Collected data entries
■ ■ ■
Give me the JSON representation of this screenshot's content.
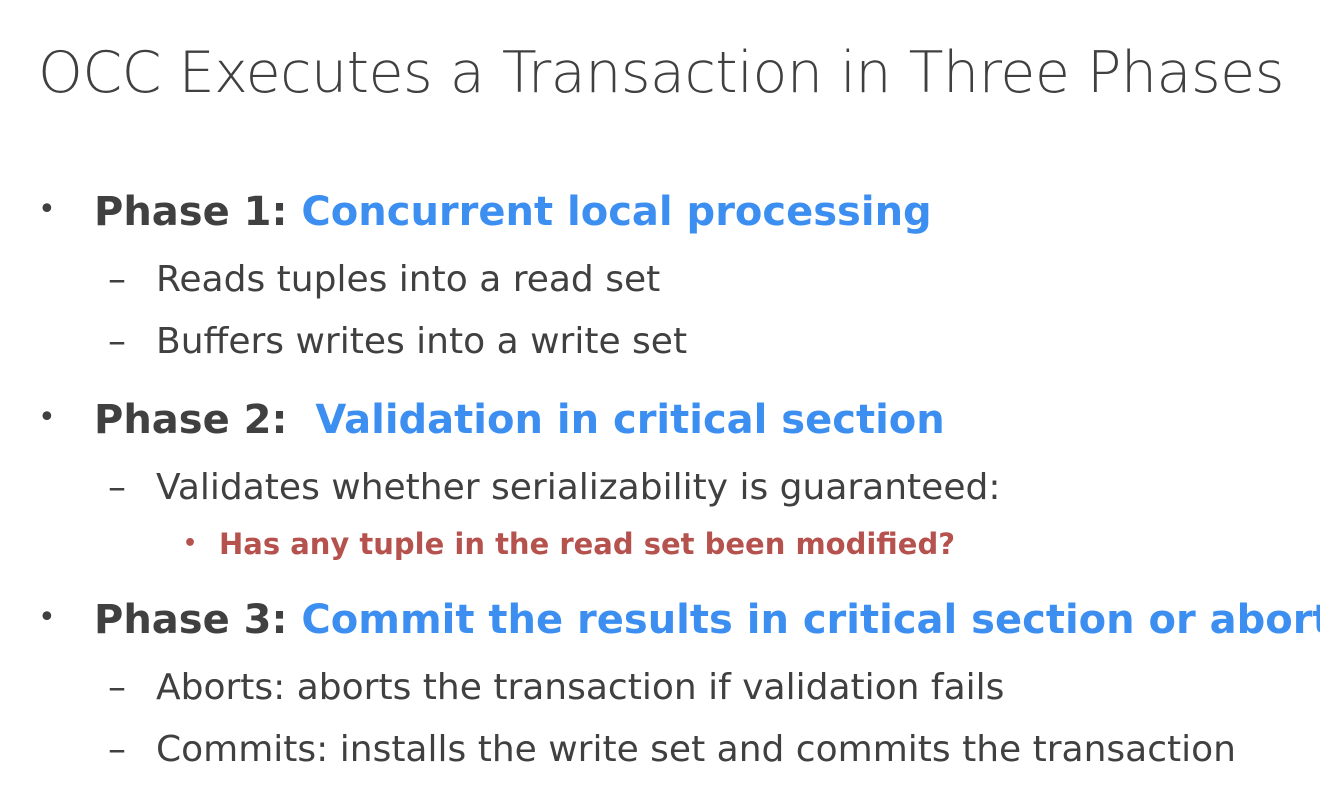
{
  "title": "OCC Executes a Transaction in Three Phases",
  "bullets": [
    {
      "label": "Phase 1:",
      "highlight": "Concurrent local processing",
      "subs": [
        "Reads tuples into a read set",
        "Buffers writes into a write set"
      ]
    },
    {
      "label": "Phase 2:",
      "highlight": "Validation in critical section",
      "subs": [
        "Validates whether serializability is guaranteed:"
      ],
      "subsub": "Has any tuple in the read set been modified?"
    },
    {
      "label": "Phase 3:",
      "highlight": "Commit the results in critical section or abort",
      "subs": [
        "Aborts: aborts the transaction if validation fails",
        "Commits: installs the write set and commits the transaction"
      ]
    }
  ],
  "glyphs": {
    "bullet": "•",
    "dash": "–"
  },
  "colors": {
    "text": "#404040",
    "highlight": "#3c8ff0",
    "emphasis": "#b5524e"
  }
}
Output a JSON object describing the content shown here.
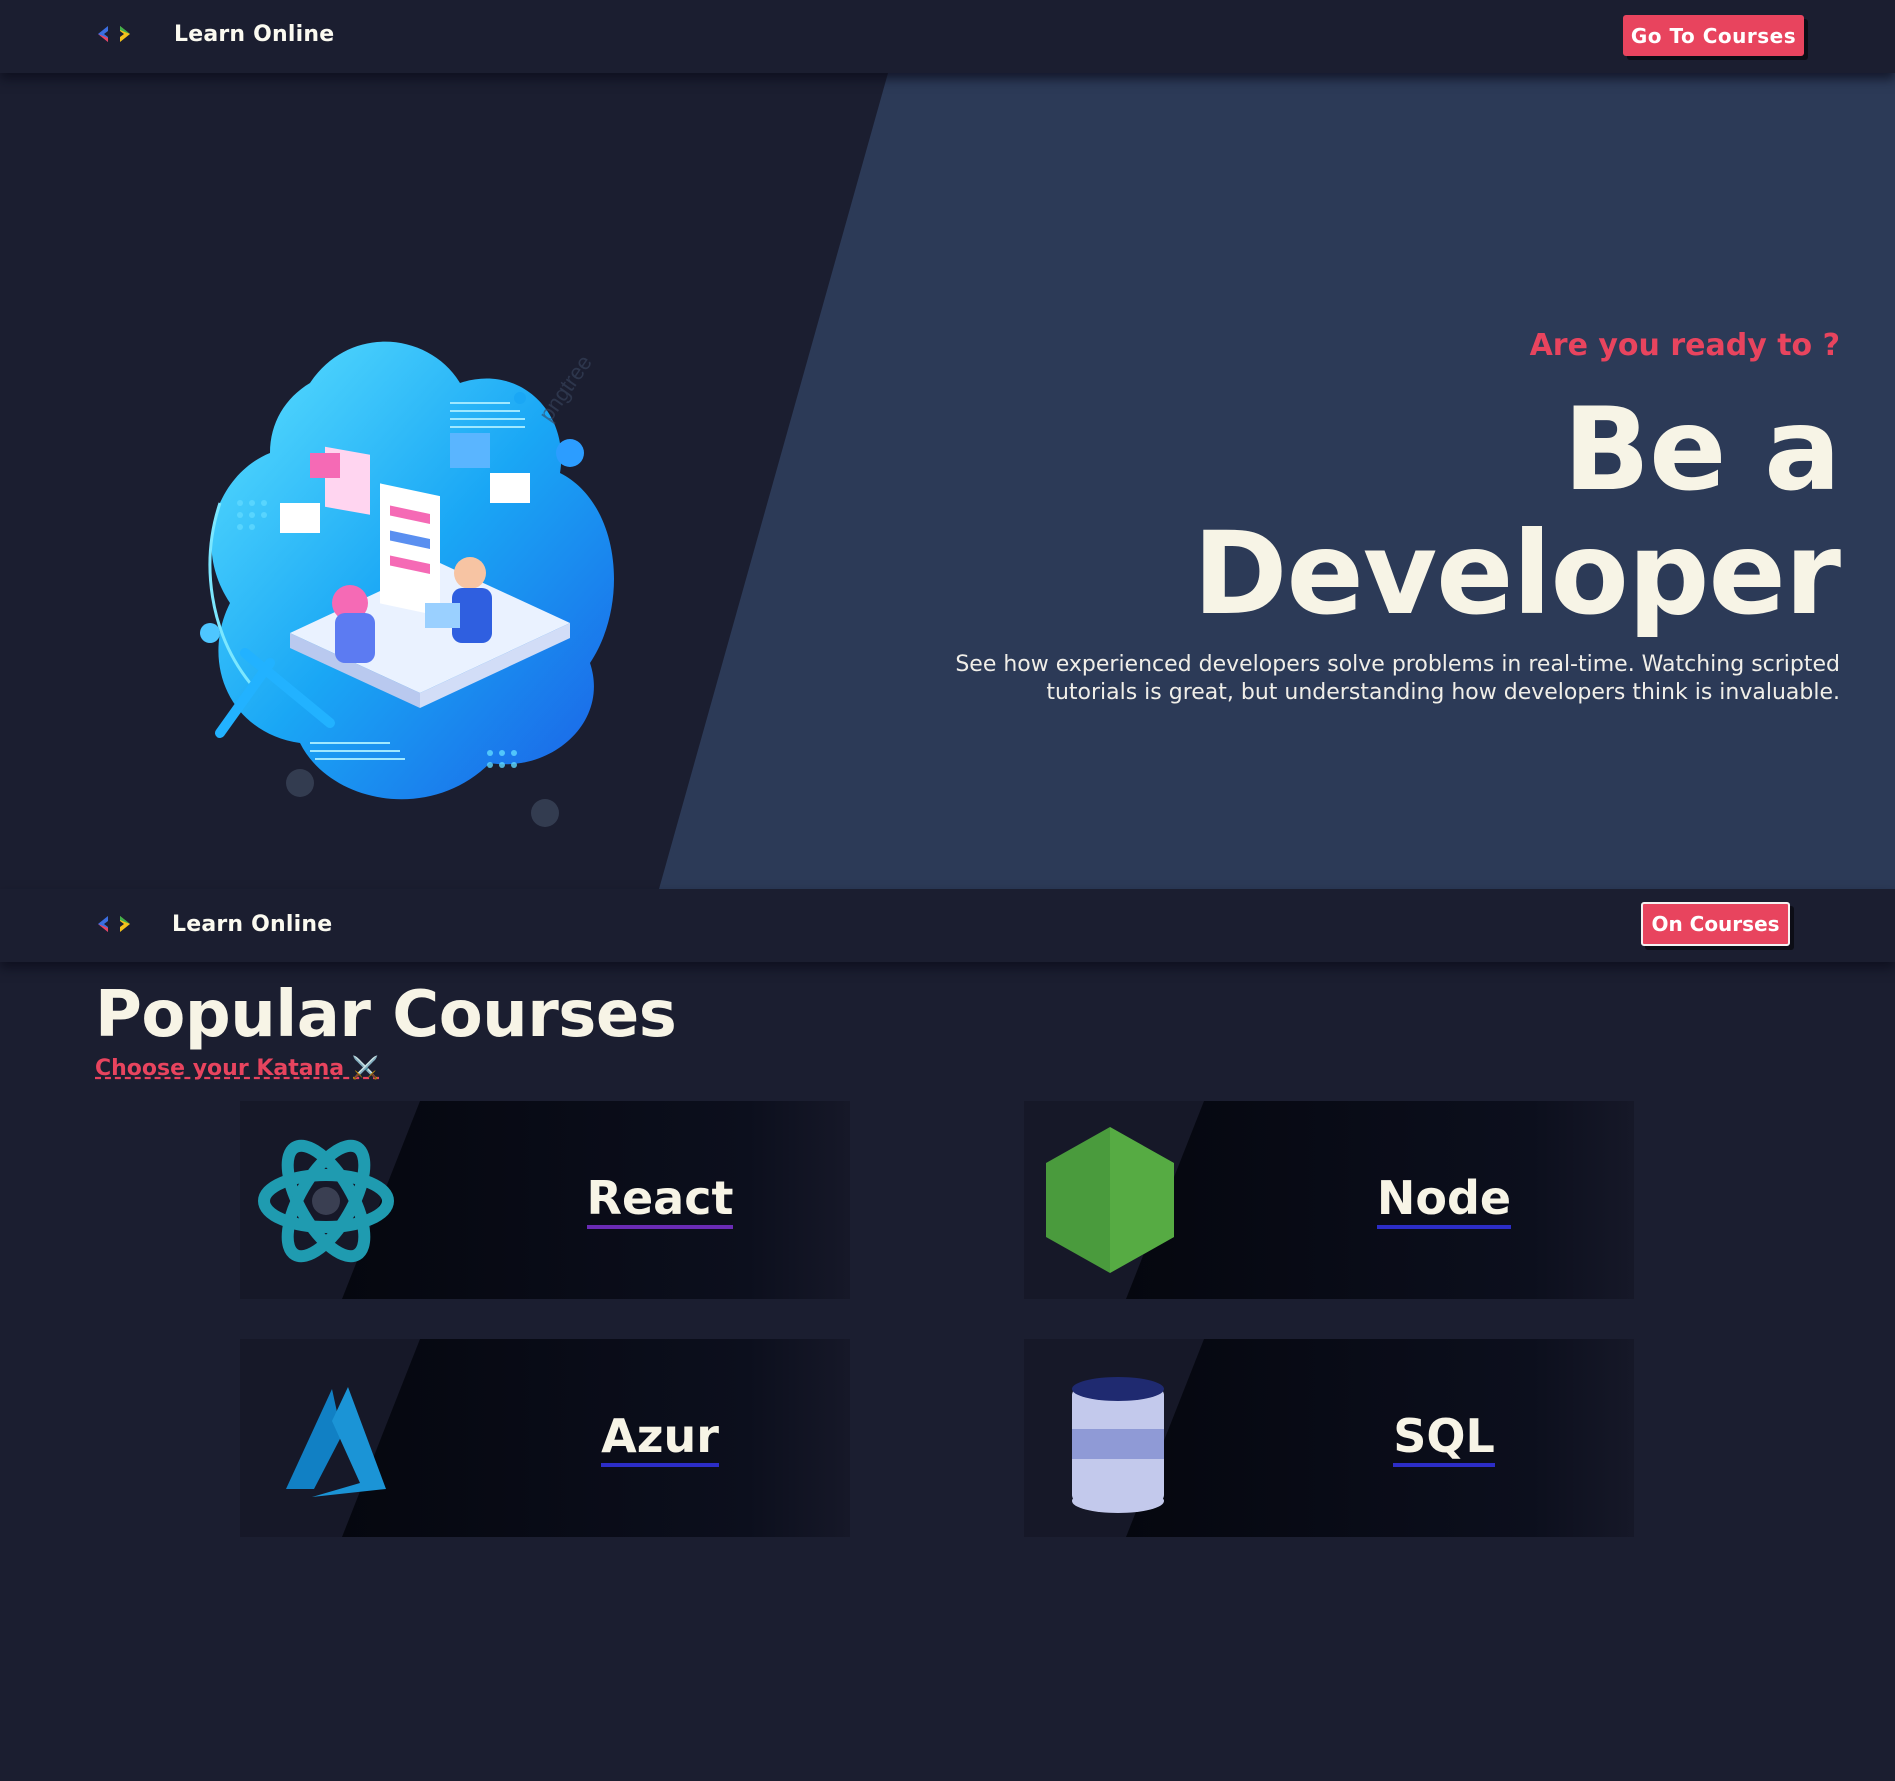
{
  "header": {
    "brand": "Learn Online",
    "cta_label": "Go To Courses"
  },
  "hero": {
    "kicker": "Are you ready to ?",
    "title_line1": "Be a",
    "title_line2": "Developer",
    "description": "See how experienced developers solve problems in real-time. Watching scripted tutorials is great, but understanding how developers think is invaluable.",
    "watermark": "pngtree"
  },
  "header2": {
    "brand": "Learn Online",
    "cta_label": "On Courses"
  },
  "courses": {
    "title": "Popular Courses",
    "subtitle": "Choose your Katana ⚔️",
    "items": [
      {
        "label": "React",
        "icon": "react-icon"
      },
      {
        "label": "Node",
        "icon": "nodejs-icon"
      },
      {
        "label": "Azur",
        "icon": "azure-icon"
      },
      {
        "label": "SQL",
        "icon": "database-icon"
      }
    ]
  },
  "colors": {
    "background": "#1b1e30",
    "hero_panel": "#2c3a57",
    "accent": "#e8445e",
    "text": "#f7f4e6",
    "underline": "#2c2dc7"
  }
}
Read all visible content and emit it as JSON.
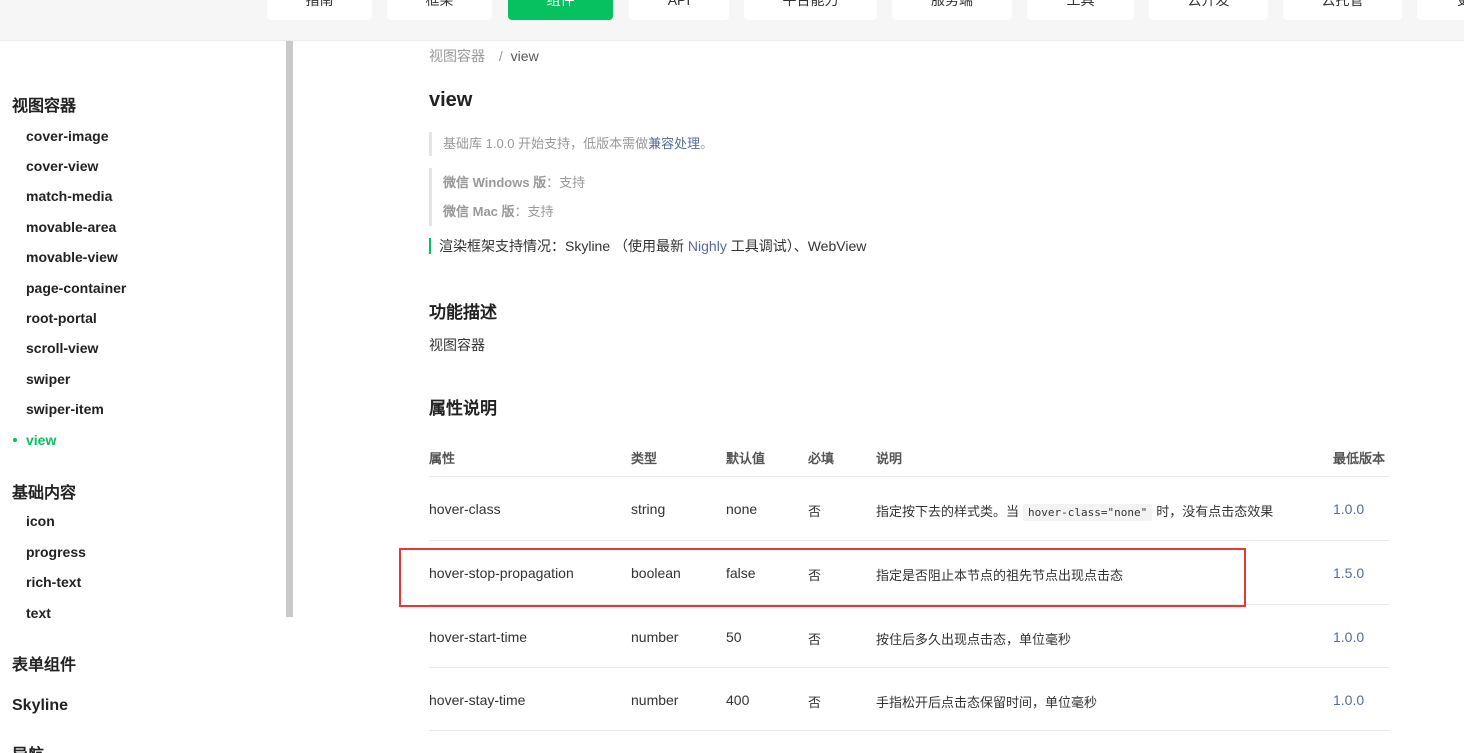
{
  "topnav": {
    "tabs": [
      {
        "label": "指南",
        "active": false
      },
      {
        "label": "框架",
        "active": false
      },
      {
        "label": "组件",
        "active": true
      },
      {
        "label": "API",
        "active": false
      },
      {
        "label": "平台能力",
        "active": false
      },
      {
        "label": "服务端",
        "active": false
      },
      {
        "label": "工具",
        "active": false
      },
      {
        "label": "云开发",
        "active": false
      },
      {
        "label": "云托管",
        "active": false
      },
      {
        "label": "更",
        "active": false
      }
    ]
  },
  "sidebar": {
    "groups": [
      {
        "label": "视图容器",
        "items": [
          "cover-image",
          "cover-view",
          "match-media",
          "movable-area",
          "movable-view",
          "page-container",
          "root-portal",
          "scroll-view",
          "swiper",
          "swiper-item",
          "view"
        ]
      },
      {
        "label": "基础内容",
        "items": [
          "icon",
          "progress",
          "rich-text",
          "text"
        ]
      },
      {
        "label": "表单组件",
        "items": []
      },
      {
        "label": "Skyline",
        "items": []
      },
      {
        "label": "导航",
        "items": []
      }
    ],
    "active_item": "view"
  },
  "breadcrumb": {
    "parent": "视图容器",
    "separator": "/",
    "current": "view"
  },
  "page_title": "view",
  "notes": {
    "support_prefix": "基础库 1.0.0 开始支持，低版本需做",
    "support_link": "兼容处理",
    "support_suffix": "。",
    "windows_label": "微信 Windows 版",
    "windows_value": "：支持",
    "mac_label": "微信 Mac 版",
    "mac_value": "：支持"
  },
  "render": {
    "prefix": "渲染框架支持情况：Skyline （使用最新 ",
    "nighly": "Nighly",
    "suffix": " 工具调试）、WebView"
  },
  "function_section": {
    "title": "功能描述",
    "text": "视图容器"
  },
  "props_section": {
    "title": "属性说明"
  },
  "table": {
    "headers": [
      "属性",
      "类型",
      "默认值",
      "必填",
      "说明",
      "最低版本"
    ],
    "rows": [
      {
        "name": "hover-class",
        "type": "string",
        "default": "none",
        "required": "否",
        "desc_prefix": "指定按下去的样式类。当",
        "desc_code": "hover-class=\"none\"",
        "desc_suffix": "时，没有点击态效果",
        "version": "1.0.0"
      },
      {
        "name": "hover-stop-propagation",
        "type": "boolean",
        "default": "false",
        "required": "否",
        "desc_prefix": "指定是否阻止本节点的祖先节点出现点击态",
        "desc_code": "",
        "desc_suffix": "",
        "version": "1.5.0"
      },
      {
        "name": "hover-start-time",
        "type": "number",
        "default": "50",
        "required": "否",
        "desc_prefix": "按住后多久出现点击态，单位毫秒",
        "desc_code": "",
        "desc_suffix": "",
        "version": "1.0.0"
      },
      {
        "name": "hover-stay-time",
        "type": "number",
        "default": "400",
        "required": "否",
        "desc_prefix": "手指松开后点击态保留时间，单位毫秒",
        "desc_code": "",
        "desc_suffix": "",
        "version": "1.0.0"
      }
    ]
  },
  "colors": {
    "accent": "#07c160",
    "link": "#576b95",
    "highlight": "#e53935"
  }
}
■ ■ ■
Directions
Are you able to set down all the lines above exactly, without any pictures?

Finished exercise
Give me the JSON representation of this screenshot's content.
{
  "title": "OCC Executes a Transaction in Three Phases",
  "bullets": [
    {
      "label": "Phase 1:",
      "highlight": "Concurrent local processing",
      "subs": [
        "Reads tuples into a read set",
        "Buffers writes into a write set"
      ]
    },
    {
      "label": "Phase 2:",
      "highlight": "Validation in critical section",
      "subs": [
        "Validates whether serializability is guaranteed:"
      ],
      "subsub": "Has any tuple in the read set been modified?"
    },
    {
      "label": "Phase 3:",
      "highlight": "Commit the results in critical section or abort",
      "subs": [
        "Aborts: aborts the transaction if validation fails",
        "Commits: installs the write set and commits the transaction"
      ]
    }
  ],
  "glyphs": {
    "bullet": "•",
    "dash": "–"
  },
  "colors": {
    "text": "#404040",
    "highlight": "#3c8ff0",
    "emphasis": "#b5524e"
  }
}
Output a JSON object describing the content shown here.
{
  "header": {
    "brand": "Learn Online",
    "cta_label": "Go To Courses"
  },
  "hero": {
    "kicker": "Are you ready to ?",
    "title_line1": "Be a",
    "title_line2": "Developer",
    "description": "See how experienced developers solve problems in real-time. Watching scripted tutorials is great, but understanding how developers think is invaluable.",
    "watermark": "pngtree"
  },
  "header2": {
    "brand": "Learn Online",
    "cta_label": "On Courses"
  },
  "courses": {
    "title": "Popular Courses",
    "subtitle": "Choose your Katana ⚔️",
    "items": [
      {
        "label": "React",
        "icon": "react-icon"
      },
      {
        "label": "Node",
        "icon": "nodejs-icon"
      },
      {
        "label": "Azur",
        "icon": "azure-icon"
      },
      {
        "label": "SQL",
        "icon": "database-icon"
      }
    ]
  },
  "colors": {
    "background": "#1b1e30",
    "hero_panel": "#2c3a57",
    "accent": "#e8445e",
    "text": "#f7f4e6",
    "underline": "#2c2dc7"
  }
}
Read all visible content and emit it as JSON.
{
  "topnav": {
    "tabs": [
      {
        "label": "指南",
        "active": false
      },
      {
        "label": "框架",
        "active": false
      },
      {
        "label": "组件",
        "active": true
      },
      {
        "label": "API",
        "active": false
      },
      {
        "label": "平台能力",
        "active": false
      },
      {
        "label": "服务端",
        "active": false
      },
      {
        "label": "工具",
        "active": false
      },
      {
        "label": "云开发",
        "active": false
      },
      {
        "label": "云托管",
        "active": false
      },
      {
        "label": "更",
        "active": false
      }
    ]
  },
  "sidebar": {
    "groups": [
      {
        "label": "视图容器",
        "items": [
          "cover-image",
          "cover-view",
          "match-media",
          "movable-area",
          "movable-view",
          "page-container",
          "root-portal",
          "scroll-view",
          "swiper",
          "swiper-item",
          "view"
        ]
      },
      {
        "label": "基础内容",
        "items": [
          "icon",
          "progress",
          "rich-text",
          "text"
        ]
      },
      {
        "label": "表单组件",
        "items": []
      },
      {
        "label": "Skyline",
        "items": []
      },
      {
        "label": "导航",
        "items": []
      }
    ],
    "active_item": "view"
  },
  "breadcrumb": {
    "parent": "视图容器",
    "separator": "/",
    "current": "view"
  },
  "page_title": "view",
  "notes": {
    "support_prefix": "基础库 1.0.0 开始支持，低版本需做",
    "support_link": "兼容处理",
    "support_suffix": "。",
    "windows_label": "微信 Windows 版",
    "windows_value": "：支持",
    "mac_label": "微信 Mac 版",
    "mac_value": "：支持"
  },
  "render": {
    "prefix": "渲染框架支持情况：Skyline （使用最新 ",
    "nighly": "Nighly",
    "suffix": " 工具调试）、WebView"
  },
  "function_section": {
    "title": "功能描述",
    "text": "视图容器"
  },
  "props_section": {
    "title": "属性说明"
  },
  "table": {
    "headers": [
      "属性",
      "类型",
      "默认值",
      "必填",
      "说明",
      "最低版本"
    ],
    "rows": [
      {
        "name": "hover-class",
        "type": "string",
        "default": "none",
        "required": "否",
        "desc_prefix": "指定按下去的样式类。当",
        "desc_code": "hover-class=\"none\"",
        "desc_suffix": "时，没有点击态效果",
        "version": "1.0.0"
      },
      {
        "name": "hover-stop-propagation",
        "type": "boolean",
        "default": "false",
        "required": "否",
        "desc_prefix": "指定是否阻止本节点的祖先节点出现点击态",
        "desc_code": "",
        "desc_suffix": "",
        "version": "1.5.0"
      },
      {
        "name": "hover-start-time",
        "type": "number",
        "default": "50",
        "required": "否",
        "desc_prefix": "按住后多久出现点击态，单位毫秒",
        "desc_code": "",
        "desc_suffix": "",
        "version": "1.0.0"
      },
      {
        "name": "hover-stay-time",
        "type": "number",
        "default": "400",
        "required": "否",
        "desc_prefix": "手指松开后点击态保留时间，单位毫秒",
        "desc_code": "",
        "desc_suffix": "",
        "version": "1.0.0"
      }
    ]
  },
  "colors": {
    "accent": "#07c160",
    "link": "#576b95",
    "highlight": "#e53935"
  }
}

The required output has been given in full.